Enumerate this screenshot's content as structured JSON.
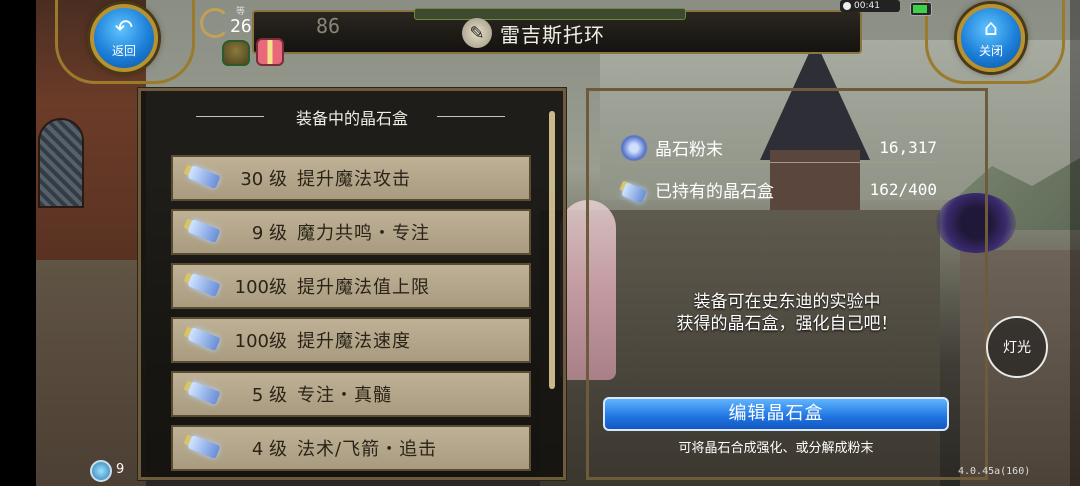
{
  "header": {
    "title": "雷吉斯托环",
    "title_icon": "staff-emblem-icon",
    "bg_number": "86"
  },
  "nav": {
    "back_label": "返回",
    "close_label": "关闭"
  },
  "player": {
    "level_caption": "等",
    "level": "26"
  },
  "status": {
    "time": "00:41"
  },
  "left_panel": {
    "title": "装备中的晶石盒",
    "items": [
      {
        "level": "30 级",
        "name": "提升魔法攻击"
      },
      {
        "level": "9 级",
        "name": "魔力共鸣・专注"
      },
      {
        "level": "100级",
        "name": "提升魔法值上限"
      },
      {
        "level": "100级",
        "name": "提升魔法速度"
      },
      {
        "level": "5 级",
        "name": "专注・真髓"
      },
      {
        "level": "4 级",
        "name": "法术/飞箭・追击"
      }
    ]
  },
  "right_panel": {
    "stats": [
      {
        "label": "晶石粉末",
        "value": "16,317"
      },
      {
        "label": "已持有的晶石盒",
        "value": "162/400"
      }
    ],
    "hint_line1": "装备可在史东迪的实验中",
    "hint_line2": "获得的晶石盒，强化自己吧！",
    "edit_button": "编辑晶石盒",
    "edit_sub": "可将晶石合成强化、或分解成粉末"
  },
  "light_button": "灯光",
  "bottom": {
    "left_text": "9",
    "version": "4.0.45a(160)"
  },
  "colors": {
    "accent_blue": "#1f74e0",
    "gold_border": "#b8922e",
    "item_bg": "#bfb196"
  }
}
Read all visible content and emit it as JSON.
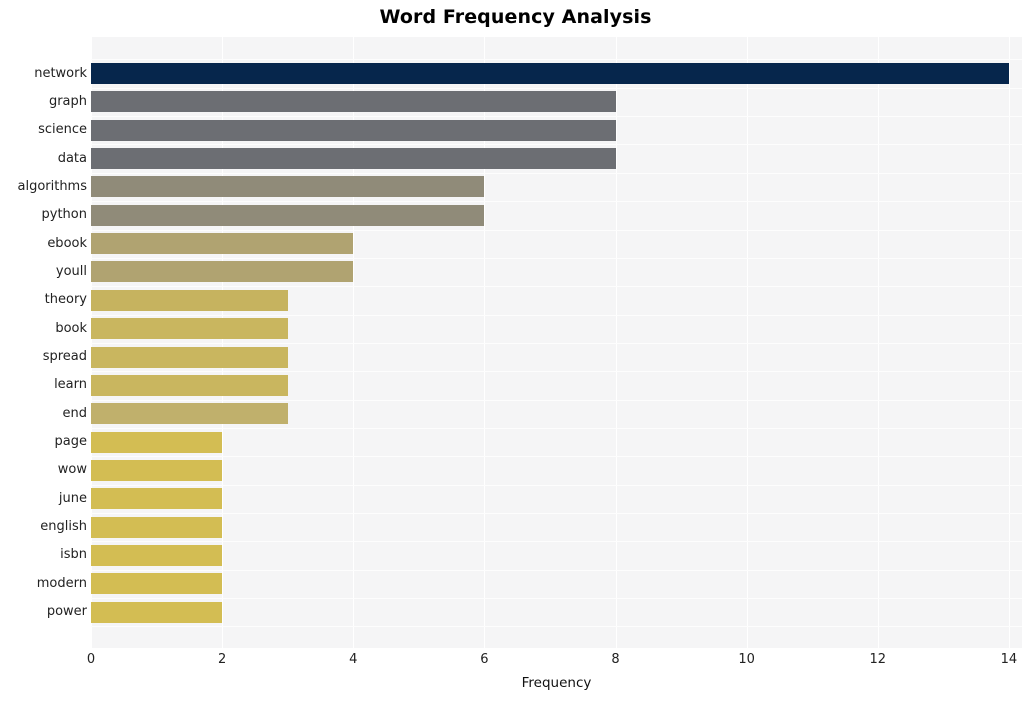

▸ Problem to solve
Return from the data every line that holds "content".

▸ Exercise solution
Enumerate this screenshot's content as structured JSON.
Read all visible content and emit it as JSON.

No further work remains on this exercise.